■ **Teks pilihan**:
Perlu diketahui bahwa kategori penyumbang emisi terbesar secara berturut-turut antara lain industri produsen energi (46,35%), transportasi (26,39%), industri manufaktur dan konstruksi (17,75%), sektor lainnya (4,63%).

Ada beberapa hal yang bisa dilakukan agar bumi bisa kembali pulih. Berikut ini aktivitas-aktivitas yang mendukung pemulihan bumi dari perubahan iklim,

Melakukan Transisi Energi

Sektor energi menyumbang emisi terbesar di Indonesia. Ya, itu karena sumber listrik masih menggunakan PLTU yang memanfaatkan penggunaan batubara sebagai bahan bakar. 

Dengan adanya transisi energi dari energi fosil menuju energi listrik, panas bumi, hingga surya, itu bisa meminimalisir pembuangan gas rumah kaca yang disebabkan oleh pembakaran energi fosil. 

Mengurangi Food Waste

Tahukah kamu bahwa Indonesia merupakan penghasil sampah makanan nomor 1 di Asia Tenggara dengan jumlah 20,93 juta ton per tahunnya.

Sampah-sampah makanan yang terkumpul di TPA dan membusuk akan menghasilkan gas rumah kaca bernama metana. Dengan demikian, dari jutaan ton sampah makanan akan terbuang pula jutaan gas metana ke udara.

■ **Petunjuk**: Salin kembali bagian teks tentang pemulihan bumi dari perubahan iklim tanpa mengubah apa pun. Mulailah dari kata-kata "Sektor energi menyumbang" dan berhentilah setelah "ton per tahunnya.".

■ **Bahan yang disediakan**:
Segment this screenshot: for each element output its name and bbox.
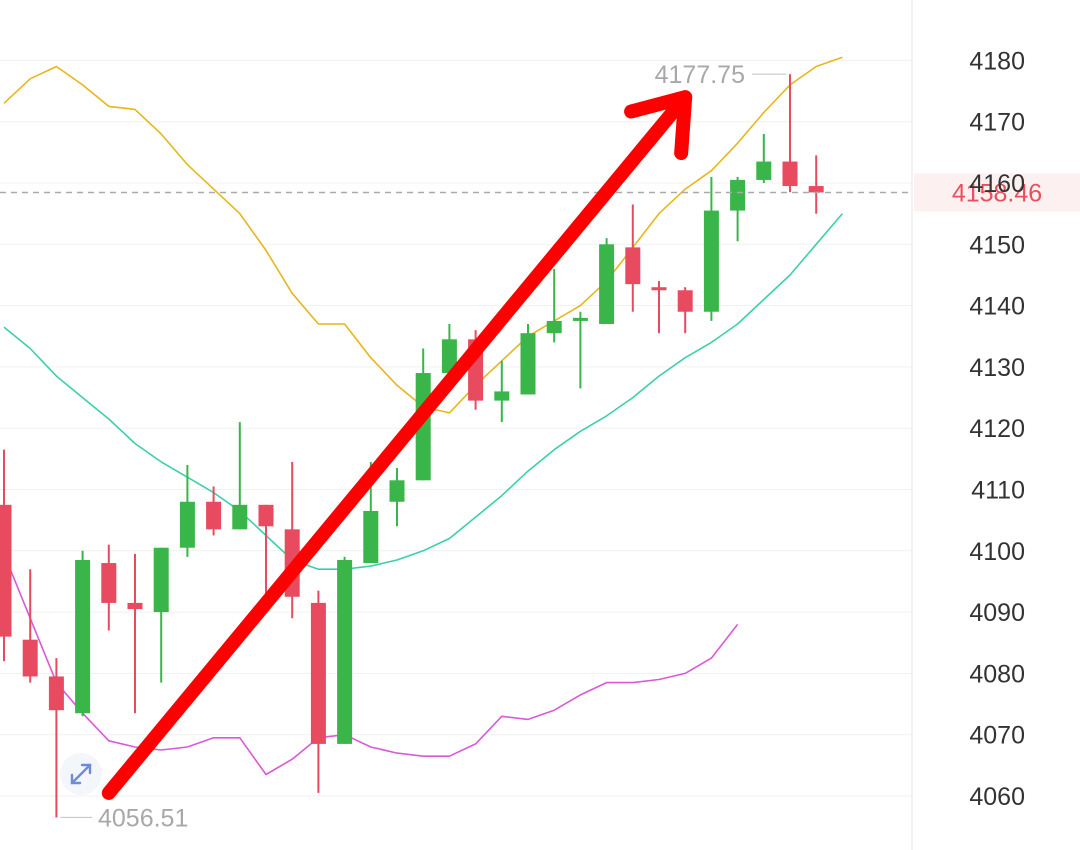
--
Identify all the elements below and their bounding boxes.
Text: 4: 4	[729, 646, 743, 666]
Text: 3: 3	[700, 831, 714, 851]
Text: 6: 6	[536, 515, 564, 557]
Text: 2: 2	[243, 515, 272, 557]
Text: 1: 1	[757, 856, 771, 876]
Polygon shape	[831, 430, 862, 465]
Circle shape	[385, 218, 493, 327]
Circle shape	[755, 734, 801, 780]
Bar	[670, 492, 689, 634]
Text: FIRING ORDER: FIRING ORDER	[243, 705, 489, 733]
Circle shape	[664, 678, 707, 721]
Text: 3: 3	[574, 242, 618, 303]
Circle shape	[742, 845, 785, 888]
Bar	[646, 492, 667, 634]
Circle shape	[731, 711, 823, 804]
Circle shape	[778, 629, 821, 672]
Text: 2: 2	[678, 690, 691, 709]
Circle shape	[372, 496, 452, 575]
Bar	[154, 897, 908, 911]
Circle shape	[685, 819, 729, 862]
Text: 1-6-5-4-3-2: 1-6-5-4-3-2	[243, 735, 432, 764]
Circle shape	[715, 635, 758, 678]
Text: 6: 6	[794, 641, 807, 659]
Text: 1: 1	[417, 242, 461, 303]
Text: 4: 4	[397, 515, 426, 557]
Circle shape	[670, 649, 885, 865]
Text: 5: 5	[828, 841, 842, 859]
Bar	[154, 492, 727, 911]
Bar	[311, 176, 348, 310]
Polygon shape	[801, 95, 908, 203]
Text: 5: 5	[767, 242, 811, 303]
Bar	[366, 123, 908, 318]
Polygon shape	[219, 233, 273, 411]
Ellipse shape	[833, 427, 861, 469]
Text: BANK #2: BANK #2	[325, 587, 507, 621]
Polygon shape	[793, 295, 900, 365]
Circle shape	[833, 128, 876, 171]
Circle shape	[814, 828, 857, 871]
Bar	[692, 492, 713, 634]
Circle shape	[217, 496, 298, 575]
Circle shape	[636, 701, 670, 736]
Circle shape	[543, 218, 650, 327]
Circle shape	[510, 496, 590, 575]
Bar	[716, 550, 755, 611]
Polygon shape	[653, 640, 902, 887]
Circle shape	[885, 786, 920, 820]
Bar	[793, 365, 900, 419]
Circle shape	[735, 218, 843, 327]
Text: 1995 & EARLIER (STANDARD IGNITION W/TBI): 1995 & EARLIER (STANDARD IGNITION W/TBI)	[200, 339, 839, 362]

■ **Jawaban yang diharapkan**:
Sektor energi menyumbang emisi terbesar di Indonesia. Ya, itu karena sumber listrik masih menggunakan PLTU yang memanfaatkan penggunaan batubara sebagai bahan bakar. 

Dengan adanya transisi energi dari energi fosil menuju energi listrik, panas bumi, hingga surya, itu bisa meminimalisir pembuangan gas rumah kaca yang disebabkan oleh pembakaran energi fosil. 

Mengurangi Food Waste

Tahukah kamu bahwa Indonesia merupakan penghasil sampah makanan nomor 1 di Asia Tenggara dengan jumlah 20,93 juta ton per tahunnya.